Given task:
Note how many lines in the entries contain the string "trendline", then give that number and nothing else.

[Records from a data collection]
════════════════════

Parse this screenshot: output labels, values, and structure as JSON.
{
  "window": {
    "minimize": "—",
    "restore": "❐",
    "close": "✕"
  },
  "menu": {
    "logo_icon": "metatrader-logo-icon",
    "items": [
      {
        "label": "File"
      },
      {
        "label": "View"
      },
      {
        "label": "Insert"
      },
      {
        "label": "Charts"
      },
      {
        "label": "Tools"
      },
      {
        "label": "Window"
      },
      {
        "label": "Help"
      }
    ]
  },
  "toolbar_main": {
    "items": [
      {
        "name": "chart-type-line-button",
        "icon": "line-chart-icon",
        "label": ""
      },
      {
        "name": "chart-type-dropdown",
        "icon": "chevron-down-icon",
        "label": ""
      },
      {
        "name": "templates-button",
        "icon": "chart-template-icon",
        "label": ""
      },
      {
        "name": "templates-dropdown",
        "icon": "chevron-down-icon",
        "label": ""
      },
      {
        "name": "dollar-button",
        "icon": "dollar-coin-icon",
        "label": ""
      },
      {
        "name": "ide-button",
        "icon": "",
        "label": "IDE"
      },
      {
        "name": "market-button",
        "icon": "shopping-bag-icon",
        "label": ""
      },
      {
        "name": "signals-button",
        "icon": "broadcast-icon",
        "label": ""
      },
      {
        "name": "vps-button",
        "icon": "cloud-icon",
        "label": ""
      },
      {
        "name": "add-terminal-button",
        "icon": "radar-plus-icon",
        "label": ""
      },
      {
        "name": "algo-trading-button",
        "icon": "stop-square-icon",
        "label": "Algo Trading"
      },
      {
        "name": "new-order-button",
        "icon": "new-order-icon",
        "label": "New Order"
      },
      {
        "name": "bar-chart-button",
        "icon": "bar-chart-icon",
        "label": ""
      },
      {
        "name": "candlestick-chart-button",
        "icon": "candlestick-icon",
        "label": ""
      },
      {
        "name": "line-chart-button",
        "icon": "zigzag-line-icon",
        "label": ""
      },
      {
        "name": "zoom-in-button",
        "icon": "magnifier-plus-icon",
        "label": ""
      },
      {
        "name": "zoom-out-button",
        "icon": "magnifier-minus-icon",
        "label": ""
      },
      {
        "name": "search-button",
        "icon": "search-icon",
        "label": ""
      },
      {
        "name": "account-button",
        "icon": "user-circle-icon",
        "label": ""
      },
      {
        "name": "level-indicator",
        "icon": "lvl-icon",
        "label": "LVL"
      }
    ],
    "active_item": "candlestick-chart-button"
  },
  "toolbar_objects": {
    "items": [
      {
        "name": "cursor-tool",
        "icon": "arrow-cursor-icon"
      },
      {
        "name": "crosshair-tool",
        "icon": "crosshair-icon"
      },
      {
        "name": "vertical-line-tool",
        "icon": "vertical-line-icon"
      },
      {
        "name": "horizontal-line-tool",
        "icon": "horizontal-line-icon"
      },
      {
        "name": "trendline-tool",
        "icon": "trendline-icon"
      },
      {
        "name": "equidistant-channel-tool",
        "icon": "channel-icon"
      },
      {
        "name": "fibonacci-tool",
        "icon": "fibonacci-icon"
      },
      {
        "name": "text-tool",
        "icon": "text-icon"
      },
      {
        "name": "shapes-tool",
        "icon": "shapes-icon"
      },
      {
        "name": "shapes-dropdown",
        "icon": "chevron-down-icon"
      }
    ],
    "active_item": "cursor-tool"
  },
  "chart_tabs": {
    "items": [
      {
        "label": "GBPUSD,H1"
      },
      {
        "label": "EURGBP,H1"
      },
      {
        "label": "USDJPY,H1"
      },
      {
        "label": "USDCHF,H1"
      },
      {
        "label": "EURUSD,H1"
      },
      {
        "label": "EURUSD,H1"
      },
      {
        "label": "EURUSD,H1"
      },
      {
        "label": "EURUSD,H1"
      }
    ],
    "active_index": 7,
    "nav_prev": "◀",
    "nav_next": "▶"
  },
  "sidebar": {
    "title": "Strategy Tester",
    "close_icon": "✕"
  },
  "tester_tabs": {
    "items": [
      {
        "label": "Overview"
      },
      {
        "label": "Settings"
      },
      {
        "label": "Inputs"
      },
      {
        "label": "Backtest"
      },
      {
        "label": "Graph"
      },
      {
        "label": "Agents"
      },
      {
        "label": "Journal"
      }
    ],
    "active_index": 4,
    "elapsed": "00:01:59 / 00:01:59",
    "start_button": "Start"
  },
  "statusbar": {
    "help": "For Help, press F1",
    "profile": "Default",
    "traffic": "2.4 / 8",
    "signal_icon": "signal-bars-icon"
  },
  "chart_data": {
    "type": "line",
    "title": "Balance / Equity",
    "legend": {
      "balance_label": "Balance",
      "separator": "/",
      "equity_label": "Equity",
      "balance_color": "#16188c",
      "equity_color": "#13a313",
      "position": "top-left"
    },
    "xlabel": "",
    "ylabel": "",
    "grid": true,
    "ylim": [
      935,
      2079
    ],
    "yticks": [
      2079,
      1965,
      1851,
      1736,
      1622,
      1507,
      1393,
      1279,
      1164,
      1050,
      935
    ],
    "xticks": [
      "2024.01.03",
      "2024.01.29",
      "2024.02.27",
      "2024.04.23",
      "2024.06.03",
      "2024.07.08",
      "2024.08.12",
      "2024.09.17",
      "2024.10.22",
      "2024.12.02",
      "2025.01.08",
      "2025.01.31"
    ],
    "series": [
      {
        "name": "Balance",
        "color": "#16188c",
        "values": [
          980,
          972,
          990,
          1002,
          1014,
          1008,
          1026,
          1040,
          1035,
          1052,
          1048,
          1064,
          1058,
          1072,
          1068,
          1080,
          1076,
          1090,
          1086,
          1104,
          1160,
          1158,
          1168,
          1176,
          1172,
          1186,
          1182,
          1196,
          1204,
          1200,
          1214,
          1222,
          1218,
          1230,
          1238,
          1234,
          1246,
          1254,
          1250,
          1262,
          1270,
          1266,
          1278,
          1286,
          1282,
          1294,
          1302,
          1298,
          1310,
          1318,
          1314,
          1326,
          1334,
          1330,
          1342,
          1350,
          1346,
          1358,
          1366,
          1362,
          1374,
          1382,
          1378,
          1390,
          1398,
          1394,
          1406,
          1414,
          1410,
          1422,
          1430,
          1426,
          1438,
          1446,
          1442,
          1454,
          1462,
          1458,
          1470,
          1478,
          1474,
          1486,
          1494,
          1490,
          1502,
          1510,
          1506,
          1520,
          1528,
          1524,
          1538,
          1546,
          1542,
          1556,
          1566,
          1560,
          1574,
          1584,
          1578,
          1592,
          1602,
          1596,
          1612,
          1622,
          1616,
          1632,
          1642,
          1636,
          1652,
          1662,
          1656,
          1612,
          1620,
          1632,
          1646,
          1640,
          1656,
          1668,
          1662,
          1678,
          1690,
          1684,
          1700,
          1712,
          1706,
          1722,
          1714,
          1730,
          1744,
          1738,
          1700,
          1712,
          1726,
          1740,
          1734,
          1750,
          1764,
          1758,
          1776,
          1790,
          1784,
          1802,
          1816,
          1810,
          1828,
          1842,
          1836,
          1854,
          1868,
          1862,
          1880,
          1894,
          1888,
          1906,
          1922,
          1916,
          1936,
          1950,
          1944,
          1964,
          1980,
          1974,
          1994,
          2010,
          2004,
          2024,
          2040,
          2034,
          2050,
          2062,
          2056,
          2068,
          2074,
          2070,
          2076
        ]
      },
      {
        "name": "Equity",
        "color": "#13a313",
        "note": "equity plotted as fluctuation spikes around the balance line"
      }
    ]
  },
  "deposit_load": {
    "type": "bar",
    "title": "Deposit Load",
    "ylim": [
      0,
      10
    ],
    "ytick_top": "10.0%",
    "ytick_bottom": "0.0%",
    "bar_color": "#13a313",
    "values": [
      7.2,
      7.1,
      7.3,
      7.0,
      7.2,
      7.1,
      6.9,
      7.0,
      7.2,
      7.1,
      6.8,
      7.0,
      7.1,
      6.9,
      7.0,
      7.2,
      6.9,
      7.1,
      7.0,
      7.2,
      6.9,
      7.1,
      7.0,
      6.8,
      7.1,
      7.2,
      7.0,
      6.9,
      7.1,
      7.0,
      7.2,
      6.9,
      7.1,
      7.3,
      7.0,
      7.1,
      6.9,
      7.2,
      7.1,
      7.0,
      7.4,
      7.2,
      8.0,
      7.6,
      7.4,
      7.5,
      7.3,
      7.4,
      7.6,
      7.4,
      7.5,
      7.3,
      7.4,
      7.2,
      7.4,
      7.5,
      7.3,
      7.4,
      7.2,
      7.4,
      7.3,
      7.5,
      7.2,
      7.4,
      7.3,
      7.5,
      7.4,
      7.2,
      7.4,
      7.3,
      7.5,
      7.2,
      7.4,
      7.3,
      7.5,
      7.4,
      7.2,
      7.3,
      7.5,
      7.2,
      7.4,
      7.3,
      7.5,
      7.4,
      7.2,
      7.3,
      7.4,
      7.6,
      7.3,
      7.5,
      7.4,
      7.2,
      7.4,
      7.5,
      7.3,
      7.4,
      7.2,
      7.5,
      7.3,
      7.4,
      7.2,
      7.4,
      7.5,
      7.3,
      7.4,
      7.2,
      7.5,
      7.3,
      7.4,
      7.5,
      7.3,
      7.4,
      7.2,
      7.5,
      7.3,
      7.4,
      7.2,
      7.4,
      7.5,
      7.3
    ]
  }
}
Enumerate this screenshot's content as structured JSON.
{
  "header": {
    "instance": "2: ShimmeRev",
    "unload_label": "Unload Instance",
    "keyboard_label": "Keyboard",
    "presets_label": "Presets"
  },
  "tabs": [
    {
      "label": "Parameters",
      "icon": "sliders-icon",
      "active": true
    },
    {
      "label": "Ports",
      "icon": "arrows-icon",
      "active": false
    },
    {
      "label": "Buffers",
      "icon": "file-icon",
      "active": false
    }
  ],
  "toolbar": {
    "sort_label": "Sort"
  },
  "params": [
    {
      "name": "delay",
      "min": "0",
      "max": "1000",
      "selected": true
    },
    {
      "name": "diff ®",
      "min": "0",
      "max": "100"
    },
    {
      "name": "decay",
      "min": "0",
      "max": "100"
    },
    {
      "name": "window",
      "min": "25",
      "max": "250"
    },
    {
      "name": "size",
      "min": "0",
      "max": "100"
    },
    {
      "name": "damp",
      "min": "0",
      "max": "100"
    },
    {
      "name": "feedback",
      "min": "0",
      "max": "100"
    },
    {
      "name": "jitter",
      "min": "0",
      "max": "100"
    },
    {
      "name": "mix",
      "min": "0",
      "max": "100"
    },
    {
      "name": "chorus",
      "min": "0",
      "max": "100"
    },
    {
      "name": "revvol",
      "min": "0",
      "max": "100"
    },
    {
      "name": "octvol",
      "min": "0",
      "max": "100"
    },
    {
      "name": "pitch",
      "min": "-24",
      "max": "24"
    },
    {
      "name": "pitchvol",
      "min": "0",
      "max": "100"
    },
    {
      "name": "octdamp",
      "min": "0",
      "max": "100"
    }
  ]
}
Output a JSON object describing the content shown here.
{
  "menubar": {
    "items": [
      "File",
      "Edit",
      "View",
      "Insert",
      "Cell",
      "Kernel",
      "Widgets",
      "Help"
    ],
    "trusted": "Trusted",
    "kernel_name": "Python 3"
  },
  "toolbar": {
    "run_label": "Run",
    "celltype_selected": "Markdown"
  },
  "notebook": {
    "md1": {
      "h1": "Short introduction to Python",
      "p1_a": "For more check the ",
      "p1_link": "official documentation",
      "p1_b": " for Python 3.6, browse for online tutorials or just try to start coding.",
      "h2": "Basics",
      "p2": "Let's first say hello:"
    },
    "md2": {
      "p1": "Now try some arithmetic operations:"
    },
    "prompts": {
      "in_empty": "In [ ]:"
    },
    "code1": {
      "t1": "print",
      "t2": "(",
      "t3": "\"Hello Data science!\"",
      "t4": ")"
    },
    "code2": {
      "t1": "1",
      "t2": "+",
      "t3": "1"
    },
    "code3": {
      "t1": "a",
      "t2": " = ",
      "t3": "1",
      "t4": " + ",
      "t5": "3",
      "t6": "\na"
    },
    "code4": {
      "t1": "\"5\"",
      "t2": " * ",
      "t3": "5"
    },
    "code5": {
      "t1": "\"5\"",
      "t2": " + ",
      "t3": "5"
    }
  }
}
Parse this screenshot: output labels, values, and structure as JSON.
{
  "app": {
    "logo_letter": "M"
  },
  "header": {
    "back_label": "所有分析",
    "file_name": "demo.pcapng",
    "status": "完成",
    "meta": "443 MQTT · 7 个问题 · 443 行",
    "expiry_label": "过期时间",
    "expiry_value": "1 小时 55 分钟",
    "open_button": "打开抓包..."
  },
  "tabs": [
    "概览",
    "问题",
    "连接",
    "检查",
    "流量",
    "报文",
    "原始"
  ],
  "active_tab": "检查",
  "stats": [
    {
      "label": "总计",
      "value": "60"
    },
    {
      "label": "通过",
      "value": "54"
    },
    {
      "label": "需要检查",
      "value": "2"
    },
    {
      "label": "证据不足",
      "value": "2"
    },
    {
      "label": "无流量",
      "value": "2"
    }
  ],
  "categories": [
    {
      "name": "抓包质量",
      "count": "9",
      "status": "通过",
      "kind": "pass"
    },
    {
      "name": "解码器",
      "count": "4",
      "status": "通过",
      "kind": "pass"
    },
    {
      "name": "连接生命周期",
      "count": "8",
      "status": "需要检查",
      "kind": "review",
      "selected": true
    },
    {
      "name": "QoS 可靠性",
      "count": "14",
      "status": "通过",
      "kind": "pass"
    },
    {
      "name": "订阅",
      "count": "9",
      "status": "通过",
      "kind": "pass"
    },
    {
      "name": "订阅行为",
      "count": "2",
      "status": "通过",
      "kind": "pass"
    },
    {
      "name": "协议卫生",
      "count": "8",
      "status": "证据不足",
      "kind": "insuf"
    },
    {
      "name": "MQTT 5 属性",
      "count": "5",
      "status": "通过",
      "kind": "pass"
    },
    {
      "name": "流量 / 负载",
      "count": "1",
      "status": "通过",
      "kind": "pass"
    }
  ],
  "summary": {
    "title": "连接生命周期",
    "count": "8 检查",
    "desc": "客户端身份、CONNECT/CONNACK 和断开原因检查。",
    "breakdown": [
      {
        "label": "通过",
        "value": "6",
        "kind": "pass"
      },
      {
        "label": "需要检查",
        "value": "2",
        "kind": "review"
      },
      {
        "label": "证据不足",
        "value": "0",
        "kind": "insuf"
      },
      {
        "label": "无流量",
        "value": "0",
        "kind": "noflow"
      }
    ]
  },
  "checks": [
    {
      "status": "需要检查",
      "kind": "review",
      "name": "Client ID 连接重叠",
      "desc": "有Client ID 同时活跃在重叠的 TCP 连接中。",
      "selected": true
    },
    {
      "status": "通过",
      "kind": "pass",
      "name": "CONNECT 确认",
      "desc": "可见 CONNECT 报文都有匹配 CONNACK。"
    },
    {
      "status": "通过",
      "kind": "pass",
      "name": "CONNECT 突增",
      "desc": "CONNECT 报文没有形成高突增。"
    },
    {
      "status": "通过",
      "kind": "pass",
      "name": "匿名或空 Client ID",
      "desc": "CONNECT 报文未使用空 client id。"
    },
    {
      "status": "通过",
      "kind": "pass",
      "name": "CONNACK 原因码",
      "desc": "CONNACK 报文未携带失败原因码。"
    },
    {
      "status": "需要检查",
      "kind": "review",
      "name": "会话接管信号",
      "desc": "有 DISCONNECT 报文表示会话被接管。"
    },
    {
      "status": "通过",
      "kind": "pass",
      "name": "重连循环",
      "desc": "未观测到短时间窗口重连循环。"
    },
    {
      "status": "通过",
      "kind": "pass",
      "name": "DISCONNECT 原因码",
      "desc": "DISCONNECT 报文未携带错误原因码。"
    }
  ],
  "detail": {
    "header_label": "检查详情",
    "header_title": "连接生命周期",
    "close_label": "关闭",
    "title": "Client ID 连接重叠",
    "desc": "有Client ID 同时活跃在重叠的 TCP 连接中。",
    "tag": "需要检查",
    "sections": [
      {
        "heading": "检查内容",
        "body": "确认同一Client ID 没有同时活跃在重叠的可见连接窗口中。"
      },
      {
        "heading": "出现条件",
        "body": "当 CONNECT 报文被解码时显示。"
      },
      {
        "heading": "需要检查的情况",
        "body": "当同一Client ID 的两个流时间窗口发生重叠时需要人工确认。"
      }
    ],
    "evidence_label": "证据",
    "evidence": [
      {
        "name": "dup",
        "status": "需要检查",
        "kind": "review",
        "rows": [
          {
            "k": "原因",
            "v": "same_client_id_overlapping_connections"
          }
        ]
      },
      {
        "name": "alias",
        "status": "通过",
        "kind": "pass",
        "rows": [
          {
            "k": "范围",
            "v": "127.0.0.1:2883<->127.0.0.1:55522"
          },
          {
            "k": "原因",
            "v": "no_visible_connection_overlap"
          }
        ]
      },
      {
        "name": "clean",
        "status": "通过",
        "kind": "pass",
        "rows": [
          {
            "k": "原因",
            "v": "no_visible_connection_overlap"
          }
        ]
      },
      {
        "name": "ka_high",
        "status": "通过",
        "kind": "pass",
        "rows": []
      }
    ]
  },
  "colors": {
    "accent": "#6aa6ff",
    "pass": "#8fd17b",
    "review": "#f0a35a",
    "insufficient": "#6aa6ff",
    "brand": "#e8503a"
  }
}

════════════════════

Exercise output:
2